(Collected data entries)
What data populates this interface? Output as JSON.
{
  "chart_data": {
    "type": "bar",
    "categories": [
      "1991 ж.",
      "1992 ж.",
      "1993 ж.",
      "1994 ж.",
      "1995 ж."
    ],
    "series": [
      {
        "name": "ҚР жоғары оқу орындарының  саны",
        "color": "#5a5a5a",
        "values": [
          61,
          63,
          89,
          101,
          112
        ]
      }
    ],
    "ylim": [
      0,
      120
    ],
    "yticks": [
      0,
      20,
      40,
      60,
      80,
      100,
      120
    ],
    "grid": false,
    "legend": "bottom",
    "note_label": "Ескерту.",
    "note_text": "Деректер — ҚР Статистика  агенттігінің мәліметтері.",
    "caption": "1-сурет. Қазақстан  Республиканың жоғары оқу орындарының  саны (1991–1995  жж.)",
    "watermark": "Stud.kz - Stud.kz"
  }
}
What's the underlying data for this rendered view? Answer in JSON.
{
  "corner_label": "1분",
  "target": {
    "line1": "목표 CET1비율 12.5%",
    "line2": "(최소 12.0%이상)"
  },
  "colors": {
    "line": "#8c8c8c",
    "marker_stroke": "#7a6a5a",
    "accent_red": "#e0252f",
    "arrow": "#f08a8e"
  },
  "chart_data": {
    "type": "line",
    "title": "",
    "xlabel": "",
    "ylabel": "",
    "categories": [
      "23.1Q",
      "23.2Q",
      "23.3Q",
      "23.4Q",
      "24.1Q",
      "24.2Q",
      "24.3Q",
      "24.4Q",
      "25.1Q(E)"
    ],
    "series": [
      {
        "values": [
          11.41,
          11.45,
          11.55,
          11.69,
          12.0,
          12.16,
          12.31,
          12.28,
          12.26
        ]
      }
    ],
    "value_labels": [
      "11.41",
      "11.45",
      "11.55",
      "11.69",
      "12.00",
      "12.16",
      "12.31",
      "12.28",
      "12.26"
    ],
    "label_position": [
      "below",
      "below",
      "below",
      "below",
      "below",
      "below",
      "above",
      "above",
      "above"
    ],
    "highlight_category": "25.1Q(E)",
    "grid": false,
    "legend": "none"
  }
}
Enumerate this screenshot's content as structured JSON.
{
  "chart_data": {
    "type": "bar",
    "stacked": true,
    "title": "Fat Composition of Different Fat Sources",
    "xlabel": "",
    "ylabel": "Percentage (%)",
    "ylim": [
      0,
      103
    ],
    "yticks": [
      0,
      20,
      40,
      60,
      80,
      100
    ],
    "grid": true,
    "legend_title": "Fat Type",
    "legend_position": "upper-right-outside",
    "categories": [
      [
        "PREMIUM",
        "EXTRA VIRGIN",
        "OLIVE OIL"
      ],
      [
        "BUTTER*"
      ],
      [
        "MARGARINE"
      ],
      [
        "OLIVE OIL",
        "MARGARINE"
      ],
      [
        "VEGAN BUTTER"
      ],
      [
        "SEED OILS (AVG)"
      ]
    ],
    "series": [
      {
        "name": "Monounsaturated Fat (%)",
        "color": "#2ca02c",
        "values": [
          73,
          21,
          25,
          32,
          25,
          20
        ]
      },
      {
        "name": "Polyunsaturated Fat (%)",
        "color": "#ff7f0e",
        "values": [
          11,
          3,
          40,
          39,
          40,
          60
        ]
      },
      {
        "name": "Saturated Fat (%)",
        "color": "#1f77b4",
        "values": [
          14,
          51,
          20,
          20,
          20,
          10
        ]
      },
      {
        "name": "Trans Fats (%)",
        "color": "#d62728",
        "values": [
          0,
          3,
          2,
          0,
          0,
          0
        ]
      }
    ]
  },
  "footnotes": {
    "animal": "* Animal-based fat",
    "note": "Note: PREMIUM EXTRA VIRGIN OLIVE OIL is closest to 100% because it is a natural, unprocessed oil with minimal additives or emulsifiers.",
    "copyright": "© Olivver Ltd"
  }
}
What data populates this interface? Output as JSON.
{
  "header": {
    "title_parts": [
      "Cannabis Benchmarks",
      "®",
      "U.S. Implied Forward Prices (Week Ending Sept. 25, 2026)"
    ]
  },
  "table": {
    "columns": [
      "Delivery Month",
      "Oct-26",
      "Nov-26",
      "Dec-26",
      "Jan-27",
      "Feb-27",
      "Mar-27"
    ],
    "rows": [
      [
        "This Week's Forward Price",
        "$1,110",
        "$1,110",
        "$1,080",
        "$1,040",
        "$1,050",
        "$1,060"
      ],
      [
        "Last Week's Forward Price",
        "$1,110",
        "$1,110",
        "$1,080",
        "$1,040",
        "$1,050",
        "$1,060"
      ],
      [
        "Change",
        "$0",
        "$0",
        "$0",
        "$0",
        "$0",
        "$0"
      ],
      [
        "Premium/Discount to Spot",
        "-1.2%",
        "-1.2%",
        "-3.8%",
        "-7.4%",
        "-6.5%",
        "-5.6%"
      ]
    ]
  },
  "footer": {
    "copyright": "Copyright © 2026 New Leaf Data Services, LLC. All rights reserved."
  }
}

**Written task:**
Would you reproduce the material above in full, exactly as given?

**Worked answer:**
What data populates this interface? Output as JSON.
{
  "chart_data": {
    "type": "bar",
    "categories": [
      "1991 ж.",
      "1992 ж.",
      "1993 ж.",
      "1994 ж.",
      "1995 ж."
    ],
    "series": [
      {
        "name": "ҚР жоғары оқу орындарының  саны",
        "color": "#5a5a5a",
        "values": [
          61,
          63,
          89,
          101,
          112
        ]
      }
    ],
    "ylim": [
      0,
      120
    ],
    "yticks": [
      0,
      20,
      40,
      60,
      80,
      100,
      120
    ],
    "grid": false,
    "legend": "bottom",
    "note_label": "Ескерту.",
    "note_text": "Деректер — ҚР Статистика  агенттігінің мәліметтері.",
    "caption": "1-сурет. Қазақстан  Республиканың жоғары оқу орындарының  саны (1991–1995  жж.)",
    "watermark": "Stud.kz - Stud.kz"
  }
}
What's the underlying data for this rendered view? Answer in JSON.
{
  "corner_label": "1분",
  "target": {
    "line1": "목표 CET1비율 12.5%",
    "line2": "(최소 12.0%이상)"
  },
  "colors": {
    "line": "#8c8c8c",
    "marker_stroke": "#7a6a5a",
    "accent_red": "#e0252f",
    "arrow": "#f08a8e"
  },
  "chart_data": {
    "type": "line",
    "title": "",
    "xlabel": "",
    "ylabel": "",
    "categories": [
      "23.1Q",
      "23.2Q",
      "23.3Q",
      "23.4Q",
      "24.1Q",
      "24.2Q",
      "24.3Q",
      "24.4Q",
      "25.1Q(E)"
    ],
    "series": [
      {
        "values": [
          11.41,
          11.45,
          11.55,
          11.69,
          12.0,
          12.16,
          12.31,
          12.28,
          12.26
        ]
      }
    ],
    "value_labels": [
      "11.41",
      "11.45",
      "11.55",
      "11.69",
      "12.00",
      "12.16",
      "12.31",
      "12.28",
      "12.26"
    ],
    "label_position": [
      "below",
      "below",
      "below",
      "below",
      "below",
      "below",
      "above",
      "above",
      "above"
    ],
    "highlight_category": "25.1Q(E)",
    "grid": false,
    "legend": "none"
  }
}
Enumerate this screenshot's content as structured JSON.
{
  "chart_data": {
    "type": "bar",
    "stacked": true,
    "title": "Fat Composition of Different Fat Sources",
    "xlabel": "",
    "ylabel": "Percentage (%)",
    "ylim": [
      0,
      103
    ],
    "yticks": [
      0,
      20,
      40,
      60,
      80,
      100
    ],
    "grid": true,
    "legend_title": "Fat Type",
    "legend_position": "upper-right-outside",
    "categories": [
      [
        "PREMIUM",
        "EXTRA VIRGIN",
        "OLIVE OIL"
      ],
      [
        "BUTTER*"
      ],
      [
        "MARGARINE"
      ],
      [
        "OLIVE OIL",
        "MARGARINE"
      ],
      [
        "VEGAN BUTTER"
      ],
      [
        "SEED OILS (AVG)"
      ]
    ],
    "series": [
      {
        "name": "Monounsaturated Fat (%)",
        "color": "#2ca02c",
        "values": [
          73,
          21,
          25,
          32,
          25,
          20
        ]
      },
      {
        "name": "Polyunsaturated Fat (%)",
        "color": "#ff7f0e",
        "values": [
          11,
          3,
          40,
          39,
          40,
          60
        ]
      },
      {
        "name": "Saturated Fat (%)",
        "color": "#1f77b4",
        "values": [
          14,
          51,
          20,
          20,
          20,
          10
        ]
      },
      {
        "name": "Trans Fats (%)",
        "color": "#d62728",
        "values": [
          0,
          3,
          2,
          0,
          0,
          0
        ]
      }
    ]
  },
  "footnotes": {
    "animal": "* Animal-based fat",
    "note": "Note: PREMIUM EXTRA VIRGIN OLIVE OIL is closest to 100% because it is a natural, unprocessed oil with minimal additives or emulsifiers.",
    "copyright": "© Olivver Ltd"
  }
}
What data populates this interface? Output as JSON.
{
  "header": {
    "title_parts": [
      "Cannabis Benchmarks",
      "®",
      "U.S. Implied Forward Prices (Week Ending Sept. 25, 2026)"
    ]
  },
  "table": {
    "columns": [
      "Delivery Month",
      "Oct-26",
      "Nov-26",
      "Dec-26",
      "Jan-27",
      "Feb-27",
      "Mar-27"
    ],
    "rows": [
      [
        "This Week's Forward Price",
        "$1,110",
        "$1,110",
        "$1,080",
        "$1,040",
        "$1,050",
        "$1,060"
      ],
      [
        "Last Week's Forward Price",
        "$1,110",
        "$1,110",
        "$1,080",
        "$1,040",
        "$1,050",
        "$1,060"
      ],
      [
        "Change",
        "$0",
        "$0",
        "$0",
        "$0",
        "$0",
        "$0"
      ],
      [
        "Premium/Discount to Spot",
        "-1.2%",
        "-1.2%",
        "-3.8%",
        "-7.4%",
        "-6.5%",
        "-5.6%"
      ]
    ]
  },
  "footer": {
    "copyright": "Copyright © 2026 New Leaf Data Services, LLC. All rights reserved."
  }
}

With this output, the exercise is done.